Write every entry out again exactly, please, and skip the pictures.
--
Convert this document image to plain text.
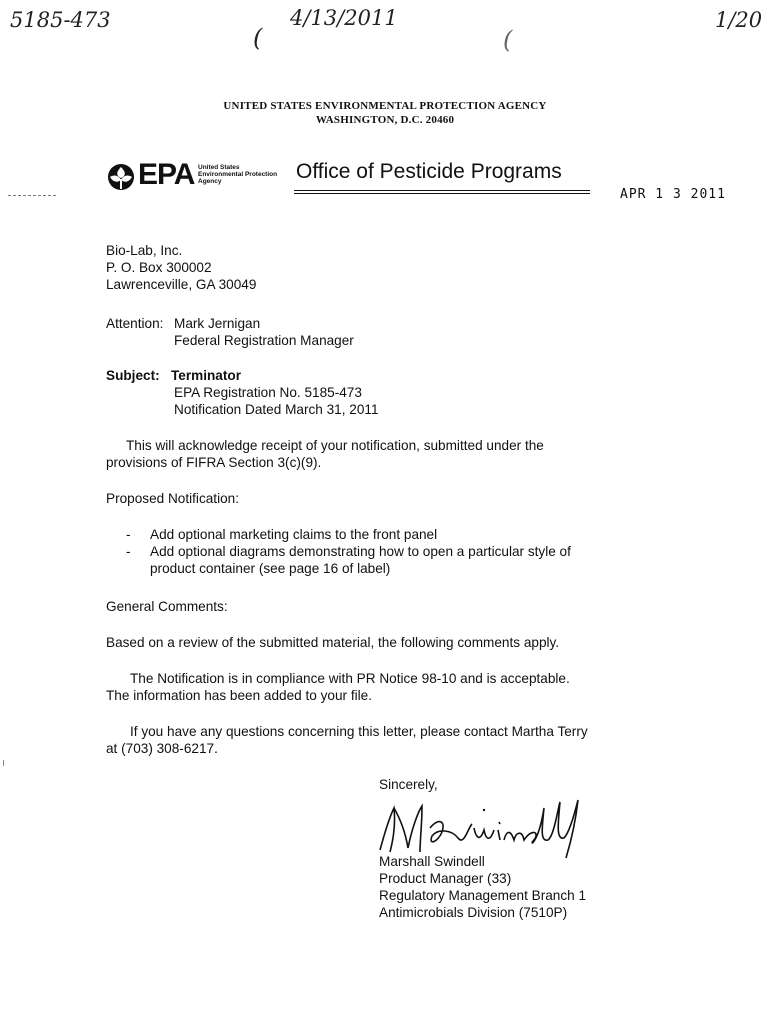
5185-473
(
4/13/2011
(
1/20
UNITED STATES ENVIRONMENTAL PROTECTION AGENCY
WASHINGTON, D.C. 20460
EPA United States
Environmental Protection
Agency	Office of Pesticide Programs
APR 1 3 2011
Bio-Lab, Inc.
P. O. Box 300002
Lawrenceville, GA 30049
Attention: Mark Jernigan
Federal Registration Manager
Subject: Terminator
EPA Registration No. 5185-473
Notification Dated March 31, 2011
This will acknowledge receipt of your notification, submitted under the
provisions of FIFRA Section 3(c)(9).
Proposed Notification:
-	Add optional marketing claims to the front panel
-	Add optional diagrams demonstrating how to open a particular style of
product container (see page 16 of label)
General Comments:
Based on a review of the submitted material, the following comments apply.
The Notification is in compliance with PR Notice 98-10 and is acceptable.
The information has been added to your file.
If you have any questions concerning this letter, please contact Martha Terry
at (703) 308-6217.
Sincerely,
Marshall Swindell
Product Manager (33)
Regulatory Management Branch 1
Antimicrobials Division (7510P)
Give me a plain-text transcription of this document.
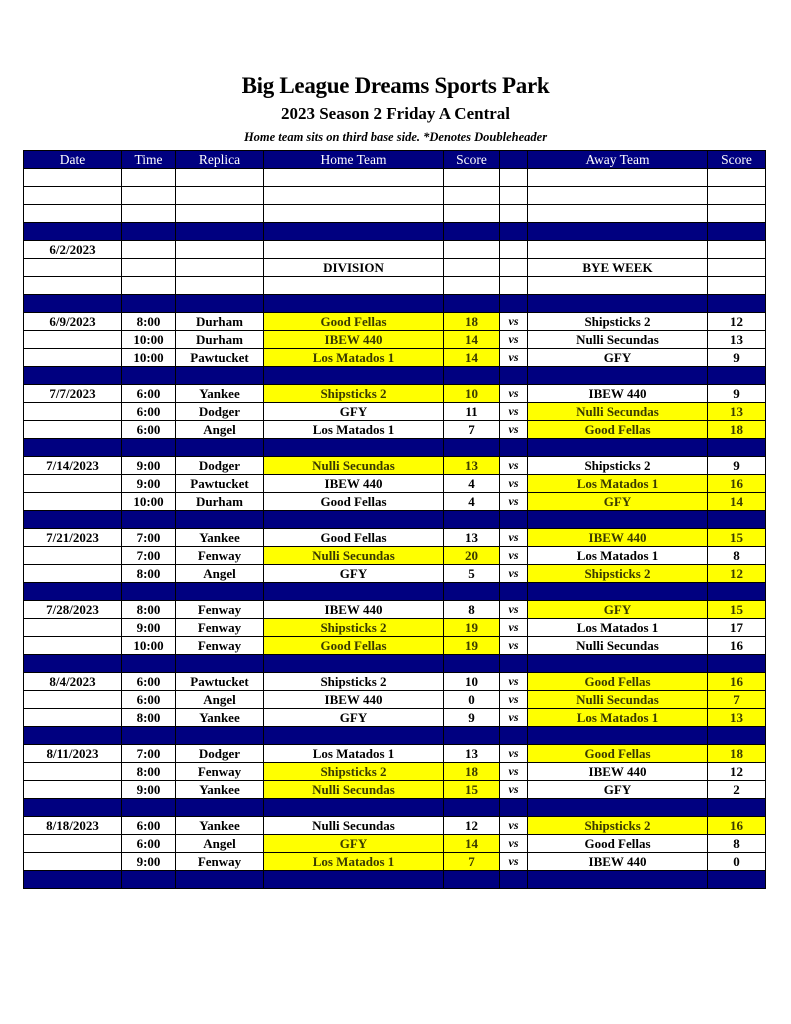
Big League Dreams Sports Park
2023 Season 2 Friday A Central
Home team sits on third base side. *Denotes Doubleheader
Date	Time	Replica	Home Team	Score		Away Team	Score

6/2/2023							
			DIVISION			BYE WEEK	

6/9/2023	8:00	Durham	Good Fellas	18	vs	Shipsticks 2	12
	10:00	Durham	IBEW 440	14	vs	Nulli Secundas	13
	10:00	Pawtucket	Los Matados 1	14	vs	GFY	9

7/7/2023	6:00	Yankee	Shipsticks 2	10	vs	IBEW 440	9
	6:00	Dodger	GFY	11	vs	Nulli Secundas	13
	6:00	Angel	Los Matados 1	7	vs	Good Fellas	18

7/14/2023	9:00	Dodger	Nulli Secundas	13	vs	Shipsticks 2	9
	9:00	Pawtucket	IBEW 440	4	vs	Los Matados 1	16
	10:00	Durham	Good Fellas	4	vs	GFY	14

7/21/2023	7:00	Yankee	Good Fellas	13	vs	IBEW 440	15
	7:00	Fenway	Nulli Secundas	20	vs	Los Matados 1	8
	8:00	Angel	GFY	5	vs	Shipsticks 2	12

7/28/2023	8:00	Fenway	IBEW 440	8	vs	GFY	15
	9:00	Fenway	Shipsticks 2	19	vs	Los Matados 1	17
	10:00	Fenway	Good Fellas	19	vs	Nulli Secundas	16

8/4/2023	6:00	Pawtucket	Shipsticks 2	10	vs	Good Fellas	16
	6:00	Angel	IBEW 440	0	vs	Nulli Secundas	7
	8:00	Yankee	GFY	9	vs	Los Matados 1	13

8/11/2023	7:00	Dodger	Los Matados 1	13	vs	Good Fellas	18
	8:00	Fenway	Shipsticks 2	18	vs	IBEW 440	12
	9:00	Yankee	Nulli Secundas	15	vs	GFY	2

8/18/2023	6:00	Yankee	Nulli Secundas	12	vs	Shipsticks 2	16
	6:00	Angel	GFY	14	vs	Good Fellas	8
	9:00	Fenway	Los Matados 1	7	vs	IBEW 440	0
--
● **Task answer**:
Convert this document image to plain text.
5185-473
(
4/13/2011
(
1/20
UNITED STATES ENVIRONMENTAL PROTECTION AGENCY
WASHINGTON, D.C. 20460
EPA United States
Environmental Protection
Agency	Office of Pesticide Programs
APR 1 3 2011
Bio-Lab, Inc.
P. O. Box 300002
Lawrenceville, GA 30049
Attention: Mark Jernigan
Federal Registration Manager
Subject: Terminator
EPA Registration No. 5185-473
Notification Dated March 31, 2011
This will acknowledge receipt of your notification, submitted under the
provisions of FIFRA Section 3(c)(9).
Proposed Notification:
-	Add optional marketing claims to the front panel
-	Add optional diagrams demonstrating how to open a particular style of
product container (see page 16 of label)
General Comments:
Based on a review of the submitted material, the following comments apply.
The Notification is in compliance with PR Notice 98-10 and is acceptable.
The information has been added to your file.
If you have any questions concerning this letter, please contact Martha Terry
at (703) 308-6217.
Sincerely,
Marshall Swindell
Product Manager (33)
Regulatory Management Branch 1
Antimicrobials Division (7510P)
Give me a plain-text transcription of this document.
Big League Dreams Sports Park
2023 Season 2 Friday A Central
Home team sits on third base side. *Denotes Doubleheader
Date	Time	Replica	Home Team	Score		Away Team	Score

6/2/2023							
			DIVISION			BYE WEEK	

6/9/2023	8:00	Durham	Good Fellas	18	vs	Shipsticks 2	12
	10:00	Durham	IBEW 440	14	vs	Nulli Secundas	13
	10:00	Pawtucket	Los Matados 1	14	vs	GFY	9

7/7/2023	6:00	Yankee	Shipsticks 2	10	vs	IBEW 440	9
	6:00	Dodger	GFY	11	vs	Nulli Secundas	13
	6:00	Angel	Los Matados 1	7	vs	Good Fellas	18

7/14/2023	9:00	Dodger	Nulli Secundas	13	vs	Shipsticks 2	9
	9:00	Pawtucket	IBEW 440	4	vs	Los Matados 1	16
	10:00	Durham	Good Fellas	4	vs	GFY	14

7/21/2023	7:00	Yankee	Good Fellas	13	vs	IBEW 440	15
	7:00	Fenway	Nulli Secundas	20	vs	Los Matados 1	8
	8:00	Angel	GFY	5	vs	Shipsticks 2	12

7/28/2023	8:00	Fenway	IBEW 440	8	vs	GFY	15
	9:00	Fenway	Shipsticks 2	19	vs	Los Matados 1	17
	10:00	Fenway	Good Fellas	19	vs	Nulli Secundas	16

8/4/2023	6:00	Pawtucket	Shipsticks 2	10	vs	Good Fellas	16
	6:00	Angel	IBEW 440	0	vs	Nulli Secundas	7
	8:00	Yankee	GFY	9	vs	Los Matados 1	13

8/11/2023	7:00	Dodger	Los Matados 1	13	vs	Good Fellas	18
	8:00	Fenway	Shipsticks 2	18	vs	IBEW 440	12
	9:00	Yankee	Nulli Secundas	15	vs	GFY	2

8/18/2023	6:00	Yankee	Nulli Secundas	12	vs	Shipsticks 2	16
	6:00	Angel	GFY	14	vs	Good Fellas	8
	9:00	Fenway	Los Matados 1	7	vs	IBEW 440	0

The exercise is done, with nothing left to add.